** Start Dataset excerpts **
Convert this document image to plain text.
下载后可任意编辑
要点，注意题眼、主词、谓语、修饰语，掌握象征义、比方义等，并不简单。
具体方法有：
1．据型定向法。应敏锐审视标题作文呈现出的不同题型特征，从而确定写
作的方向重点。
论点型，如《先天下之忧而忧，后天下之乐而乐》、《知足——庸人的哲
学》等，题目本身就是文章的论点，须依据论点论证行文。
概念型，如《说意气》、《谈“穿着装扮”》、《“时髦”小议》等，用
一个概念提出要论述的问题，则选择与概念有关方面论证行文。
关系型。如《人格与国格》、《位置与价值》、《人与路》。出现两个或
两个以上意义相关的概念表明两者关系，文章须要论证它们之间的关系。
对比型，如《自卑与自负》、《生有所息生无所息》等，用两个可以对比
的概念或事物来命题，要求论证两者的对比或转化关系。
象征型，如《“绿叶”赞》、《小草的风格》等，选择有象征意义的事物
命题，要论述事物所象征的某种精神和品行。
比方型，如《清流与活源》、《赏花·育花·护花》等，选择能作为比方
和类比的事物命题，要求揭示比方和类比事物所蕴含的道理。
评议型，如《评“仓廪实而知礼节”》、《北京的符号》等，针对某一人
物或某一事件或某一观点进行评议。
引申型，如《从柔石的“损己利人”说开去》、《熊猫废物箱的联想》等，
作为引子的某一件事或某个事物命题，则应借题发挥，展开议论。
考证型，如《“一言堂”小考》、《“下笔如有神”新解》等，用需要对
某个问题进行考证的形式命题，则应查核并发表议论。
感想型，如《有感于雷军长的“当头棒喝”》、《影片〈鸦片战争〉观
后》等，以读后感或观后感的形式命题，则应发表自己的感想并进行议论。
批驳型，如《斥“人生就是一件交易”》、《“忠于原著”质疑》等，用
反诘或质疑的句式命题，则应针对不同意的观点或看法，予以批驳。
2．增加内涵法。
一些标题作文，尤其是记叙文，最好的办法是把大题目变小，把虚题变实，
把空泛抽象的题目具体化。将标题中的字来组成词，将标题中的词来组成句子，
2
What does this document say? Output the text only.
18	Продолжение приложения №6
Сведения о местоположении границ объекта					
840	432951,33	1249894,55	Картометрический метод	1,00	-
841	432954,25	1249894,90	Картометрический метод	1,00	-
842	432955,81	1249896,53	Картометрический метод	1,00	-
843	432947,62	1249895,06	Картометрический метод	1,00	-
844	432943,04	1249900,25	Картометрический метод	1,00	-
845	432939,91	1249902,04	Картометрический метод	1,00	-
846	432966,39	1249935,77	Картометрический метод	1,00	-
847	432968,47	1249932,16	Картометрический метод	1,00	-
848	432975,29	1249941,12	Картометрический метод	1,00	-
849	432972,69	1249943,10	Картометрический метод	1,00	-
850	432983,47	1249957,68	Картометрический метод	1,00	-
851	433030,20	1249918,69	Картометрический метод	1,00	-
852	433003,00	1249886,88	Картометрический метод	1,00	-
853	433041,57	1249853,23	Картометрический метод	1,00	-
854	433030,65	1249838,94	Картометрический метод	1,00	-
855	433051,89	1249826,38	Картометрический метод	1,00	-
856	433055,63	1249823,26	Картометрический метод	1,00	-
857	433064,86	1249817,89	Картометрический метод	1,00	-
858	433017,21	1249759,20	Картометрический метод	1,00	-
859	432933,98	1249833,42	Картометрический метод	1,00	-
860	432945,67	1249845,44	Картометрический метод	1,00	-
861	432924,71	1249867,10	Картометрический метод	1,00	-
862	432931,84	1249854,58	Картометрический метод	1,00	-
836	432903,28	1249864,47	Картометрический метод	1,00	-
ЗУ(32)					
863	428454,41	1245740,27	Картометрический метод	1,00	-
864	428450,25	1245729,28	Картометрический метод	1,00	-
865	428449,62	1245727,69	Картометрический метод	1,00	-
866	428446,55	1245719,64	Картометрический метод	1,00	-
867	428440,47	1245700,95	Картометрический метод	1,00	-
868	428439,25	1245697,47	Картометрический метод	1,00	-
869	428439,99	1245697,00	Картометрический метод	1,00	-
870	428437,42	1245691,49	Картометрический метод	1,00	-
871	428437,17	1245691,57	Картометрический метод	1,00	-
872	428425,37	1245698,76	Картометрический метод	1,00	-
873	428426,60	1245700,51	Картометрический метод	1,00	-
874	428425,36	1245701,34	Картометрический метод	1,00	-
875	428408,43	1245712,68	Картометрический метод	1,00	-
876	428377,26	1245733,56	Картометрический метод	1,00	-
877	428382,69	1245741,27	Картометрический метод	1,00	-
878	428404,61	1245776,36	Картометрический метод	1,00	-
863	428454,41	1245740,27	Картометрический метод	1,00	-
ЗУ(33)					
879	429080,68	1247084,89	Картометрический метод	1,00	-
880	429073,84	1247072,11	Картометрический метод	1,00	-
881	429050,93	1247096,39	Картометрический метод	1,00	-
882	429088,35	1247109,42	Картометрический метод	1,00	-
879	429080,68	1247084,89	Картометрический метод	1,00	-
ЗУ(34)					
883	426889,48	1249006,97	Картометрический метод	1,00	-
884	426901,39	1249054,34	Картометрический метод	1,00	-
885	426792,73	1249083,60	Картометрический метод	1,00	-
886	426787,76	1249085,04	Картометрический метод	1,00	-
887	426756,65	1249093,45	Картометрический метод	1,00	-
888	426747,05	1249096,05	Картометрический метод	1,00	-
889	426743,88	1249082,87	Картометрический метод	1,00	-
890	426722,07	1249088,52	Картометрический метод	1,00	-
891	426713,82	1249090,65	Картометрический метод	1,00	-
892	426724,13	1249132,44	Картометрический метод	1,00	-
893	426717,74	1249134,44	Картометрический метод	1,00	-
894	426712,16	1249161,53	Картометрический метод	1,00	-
** End Dataset excerpts **
Pick out the lines containing the string "document" and show them.

Convert this document image to plain text.
What does this document say? Output the text only.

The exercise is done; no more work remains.